### What you have to do:
Check each line for the string "title". Give only the count of lines that have it.

* * * * * * *

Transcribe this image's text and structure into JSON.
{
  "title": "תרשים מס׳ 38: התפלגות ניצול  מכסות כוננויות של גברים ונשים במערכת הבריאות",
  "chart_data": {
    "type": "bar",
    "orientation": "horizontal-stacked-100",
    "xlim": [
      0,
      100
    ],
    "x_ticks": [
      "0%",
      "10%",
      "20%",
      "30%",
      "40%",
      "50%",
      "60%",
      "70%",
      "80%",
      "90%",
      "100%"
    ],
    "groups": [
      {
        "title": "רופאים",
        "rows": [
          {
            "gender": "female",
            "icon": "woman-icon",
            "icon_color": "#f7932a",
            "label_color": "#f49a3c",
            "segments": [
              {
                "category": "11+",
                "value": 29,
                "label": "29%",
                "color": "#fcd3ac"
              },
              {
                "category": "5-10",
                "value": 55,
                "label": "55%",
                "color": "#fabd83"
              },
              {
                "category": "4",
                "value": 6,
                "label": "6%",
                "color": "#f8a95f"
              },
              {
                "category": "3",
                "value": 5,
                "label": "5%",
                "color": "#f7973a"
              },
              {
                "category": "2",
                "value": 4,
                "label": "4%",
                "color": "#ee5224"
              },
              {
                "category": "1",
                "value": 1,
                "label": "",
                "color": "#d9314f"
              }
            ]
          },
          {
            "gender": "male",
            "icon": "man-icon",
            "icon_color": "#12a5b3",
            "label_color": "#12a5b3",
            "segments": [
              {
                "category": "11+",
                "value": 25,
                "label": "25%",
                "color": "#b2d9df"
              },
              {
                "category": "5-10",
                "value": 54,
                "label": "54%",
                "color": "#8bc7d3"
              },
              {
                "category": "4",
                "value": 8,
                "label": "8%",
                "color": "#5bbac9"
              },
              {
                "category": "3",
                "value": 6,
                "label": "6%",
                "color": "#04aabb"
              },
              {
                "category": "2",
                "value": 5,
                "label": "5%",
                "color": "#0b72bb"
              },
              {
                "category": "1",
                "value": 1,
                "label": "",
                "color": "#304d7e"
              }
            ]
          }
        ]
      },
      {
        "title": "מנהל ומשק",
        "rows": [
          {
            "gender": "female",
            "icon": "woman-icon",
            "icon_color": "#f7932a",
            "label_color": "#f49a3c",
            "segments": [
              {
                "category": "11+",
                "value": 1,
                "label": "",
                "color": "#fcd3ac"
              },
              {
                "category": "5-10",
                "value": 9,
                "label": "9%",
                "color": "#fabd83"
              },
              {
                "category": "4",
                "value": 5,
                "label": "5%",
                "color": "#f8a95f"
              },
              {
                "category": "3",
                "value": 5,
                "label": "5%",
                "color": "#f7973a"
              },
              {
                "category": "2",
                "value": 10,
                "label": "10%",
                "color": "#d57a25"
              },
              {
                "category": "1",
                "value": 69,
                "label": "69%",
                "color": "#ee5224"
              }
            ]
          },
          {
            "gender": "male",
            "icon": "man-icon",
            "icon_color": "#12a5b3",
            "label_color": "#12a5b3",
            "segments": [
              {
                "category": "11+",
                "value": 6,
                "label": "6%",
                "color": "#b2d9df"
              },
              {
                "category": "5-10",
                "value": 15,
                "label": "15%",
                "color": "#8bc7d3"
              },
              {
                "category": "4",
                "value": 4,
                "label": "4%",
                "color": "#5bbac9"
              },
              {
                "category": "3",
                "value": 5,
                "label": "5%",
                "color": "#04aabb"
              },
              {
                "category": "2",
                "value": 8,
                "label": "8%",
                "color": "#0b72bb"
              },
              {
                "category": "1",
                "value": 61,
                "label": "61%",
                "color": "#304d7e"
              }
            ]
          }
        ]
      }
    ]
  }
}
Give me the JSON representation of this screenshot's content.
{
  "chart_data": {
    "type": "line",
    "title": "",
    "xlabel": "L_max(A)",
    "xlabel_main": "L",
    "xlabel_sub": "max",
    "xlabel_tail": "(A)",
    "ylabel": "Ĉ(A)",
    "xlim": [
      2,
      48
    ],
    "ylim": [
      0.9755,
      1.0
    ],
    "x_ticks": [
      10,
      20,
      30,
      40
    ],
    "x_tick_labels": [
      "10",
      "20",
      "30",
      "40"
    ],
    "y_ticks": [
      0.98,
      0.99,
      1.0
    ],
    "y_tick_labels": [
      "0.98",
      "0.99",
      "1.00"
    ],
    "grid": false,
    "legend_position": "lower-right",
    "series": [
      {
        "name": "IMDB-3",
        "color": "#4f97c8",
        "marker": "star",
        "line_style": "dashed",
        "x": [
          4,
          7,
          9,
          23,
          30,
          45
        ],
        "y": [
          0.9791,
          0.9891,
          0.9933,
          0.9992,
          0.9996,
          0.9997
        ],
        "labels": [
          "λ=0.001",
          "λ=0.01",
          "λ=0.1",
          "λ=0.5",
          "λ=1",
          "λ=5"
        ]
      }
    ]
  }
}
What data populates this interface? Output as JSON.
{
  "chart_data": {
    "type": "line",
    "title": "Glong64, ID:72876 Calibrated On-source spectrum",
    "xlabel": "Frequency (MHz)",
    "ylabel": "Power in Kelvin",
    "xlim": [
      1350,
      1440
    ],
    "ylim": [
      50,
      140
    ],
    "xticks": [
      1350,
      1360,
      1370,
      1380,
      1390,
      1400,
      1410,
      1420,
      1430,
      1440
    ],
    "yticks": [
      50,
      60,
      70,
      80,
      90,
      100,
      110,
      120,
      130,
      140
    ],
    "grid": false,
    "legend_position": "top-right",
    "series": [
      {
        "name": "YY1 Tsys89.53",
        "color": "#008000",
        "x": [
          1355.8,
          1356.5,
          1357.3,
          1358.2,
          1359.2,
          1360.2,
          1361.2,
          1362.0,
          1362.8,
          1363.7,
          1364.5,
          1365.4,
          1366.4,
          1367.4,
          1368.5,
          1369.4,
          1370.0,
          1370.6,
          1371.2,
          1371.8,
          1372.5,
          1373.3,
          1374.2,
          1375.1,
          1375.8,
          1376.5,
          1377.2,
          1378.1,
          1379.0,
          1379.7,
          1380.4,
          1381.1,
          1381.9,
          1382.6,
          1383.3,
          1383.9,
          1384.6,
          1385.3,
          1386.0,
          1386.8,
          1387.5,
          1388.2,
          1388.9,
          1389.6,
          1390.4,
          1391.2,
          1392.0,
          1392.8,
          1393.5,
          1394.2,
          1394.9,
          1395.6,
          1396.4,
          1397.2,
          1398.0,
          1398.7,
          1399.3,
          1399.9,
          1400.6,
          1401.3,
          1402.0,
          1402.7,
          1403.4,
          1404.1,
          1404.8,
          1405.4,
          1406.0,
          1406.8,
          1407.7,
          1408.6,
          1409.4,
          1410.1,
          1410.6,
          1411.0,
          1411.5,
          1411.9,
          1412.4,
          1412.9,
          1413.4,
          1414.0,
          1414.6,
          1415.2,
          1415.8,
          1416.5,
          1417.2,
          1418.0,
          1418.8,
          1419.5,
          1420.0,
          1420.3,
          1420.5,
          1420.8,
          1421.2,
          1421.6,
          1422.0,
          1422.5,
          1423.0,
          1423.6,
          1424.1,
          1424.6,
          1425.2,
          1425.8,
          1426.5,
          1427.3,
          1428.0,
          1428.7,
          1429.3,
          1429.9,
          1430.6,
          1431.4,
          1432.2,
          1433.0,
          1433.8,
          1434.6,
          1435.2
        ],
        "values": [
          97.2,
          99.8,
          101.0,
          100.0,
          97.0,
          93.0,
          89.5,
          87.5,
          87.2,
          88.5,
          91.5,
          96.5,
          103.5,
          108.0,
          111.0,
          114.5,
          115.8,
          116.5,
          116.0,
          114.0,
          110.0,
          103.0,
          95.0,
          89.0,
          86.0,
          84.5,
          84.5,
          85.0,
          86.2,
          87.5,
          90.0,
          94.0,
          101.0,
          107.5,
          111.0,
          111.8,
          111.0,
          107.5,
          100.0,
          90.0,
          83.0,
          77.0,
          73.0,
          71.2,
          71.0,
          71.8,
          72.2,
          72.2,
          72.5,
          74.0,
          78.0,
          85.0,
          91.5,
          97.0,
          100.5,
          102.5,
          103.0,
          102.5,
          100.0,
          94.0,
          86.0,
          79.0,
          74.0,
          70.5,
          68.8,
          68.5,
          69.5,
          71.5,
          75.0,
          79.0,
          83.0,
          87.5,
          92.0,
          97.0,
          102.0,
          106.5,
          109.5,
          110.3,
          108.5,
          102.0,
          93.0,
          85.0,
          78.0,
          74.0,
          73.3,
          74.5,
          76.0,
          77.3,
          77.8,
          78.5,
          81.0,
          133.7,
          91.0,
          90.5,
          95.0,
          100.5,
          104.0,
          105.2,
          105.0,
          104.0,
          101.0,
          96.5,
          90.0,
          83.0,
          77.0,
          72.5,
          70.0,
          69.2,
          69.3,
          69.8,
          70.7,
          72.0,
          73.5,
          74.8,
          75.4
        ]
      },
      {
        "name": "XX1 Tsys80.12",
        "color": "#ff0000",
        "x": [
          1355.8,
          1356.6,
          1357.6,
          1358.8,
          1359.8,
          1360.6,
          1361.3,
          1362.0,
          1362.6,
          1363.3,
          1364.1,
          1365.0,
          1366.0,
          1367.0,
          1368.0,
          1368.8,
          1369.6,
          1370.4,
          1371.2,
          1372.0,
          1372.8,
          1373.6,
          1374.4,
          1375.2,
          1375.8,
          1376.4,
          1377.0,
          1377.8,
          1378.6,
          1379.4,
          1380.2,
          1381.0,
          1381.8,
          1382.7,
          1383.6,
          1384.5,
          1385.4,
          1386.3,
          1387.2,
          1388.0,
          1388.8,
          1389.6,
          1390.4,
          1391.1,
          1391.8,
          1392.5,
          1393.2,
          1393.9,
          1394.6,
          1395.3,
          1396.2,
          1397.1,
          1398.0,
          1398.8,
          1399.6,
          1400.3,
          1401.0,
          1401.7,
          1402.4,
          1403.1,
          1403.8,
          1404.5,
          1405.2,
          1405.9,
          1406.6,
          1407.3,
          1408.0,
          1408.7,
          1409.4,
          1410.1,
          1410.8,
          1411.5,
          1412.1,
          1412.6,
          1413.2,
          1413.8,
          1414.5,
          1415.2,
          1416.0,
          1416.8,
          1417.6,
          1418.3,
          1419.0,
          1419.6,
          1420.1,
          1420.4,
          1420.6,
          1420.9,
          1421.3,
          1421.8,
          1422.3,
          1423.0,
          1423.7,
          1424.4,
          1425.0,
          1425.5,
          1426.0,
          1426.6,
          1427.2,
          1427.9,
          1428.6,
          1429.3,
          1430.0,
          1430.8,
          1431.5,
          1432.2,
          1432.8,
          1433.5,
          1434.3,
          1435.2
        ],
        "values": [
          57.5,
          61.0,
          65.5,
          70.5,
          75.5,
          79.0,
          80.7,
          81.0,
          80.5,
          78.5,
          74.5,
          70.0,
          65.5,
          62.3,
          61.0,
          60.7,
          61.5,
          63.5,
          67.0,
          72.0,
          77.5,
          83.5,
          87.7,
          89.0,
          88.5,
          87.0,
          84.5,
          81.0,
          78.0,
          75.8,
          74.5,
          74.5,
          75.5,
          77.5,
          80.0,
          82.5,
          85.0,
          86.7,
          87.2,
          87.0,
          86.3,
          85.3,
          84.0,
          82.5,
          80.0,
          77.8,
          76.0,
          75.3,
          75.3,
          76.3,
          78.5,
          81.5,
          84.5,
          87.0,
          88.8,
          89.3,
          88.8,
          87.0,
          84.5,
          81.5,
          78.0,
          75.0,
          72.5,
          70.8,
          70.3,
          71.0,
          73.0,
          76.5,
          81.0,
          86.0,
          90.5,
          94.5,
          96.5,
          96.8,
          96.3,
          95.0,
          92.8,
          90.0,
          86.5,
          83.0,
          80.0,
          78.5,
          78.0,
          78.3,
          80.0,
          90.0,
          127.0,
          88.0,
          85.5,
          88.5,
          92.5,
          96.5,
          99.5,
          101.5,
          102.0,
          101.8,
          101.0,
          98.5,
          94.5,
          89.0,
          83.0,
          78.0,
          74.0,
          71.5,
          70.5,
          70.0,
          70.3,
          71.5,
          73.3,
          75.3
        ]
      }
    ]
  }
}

* * * * * * *

### The solution:
5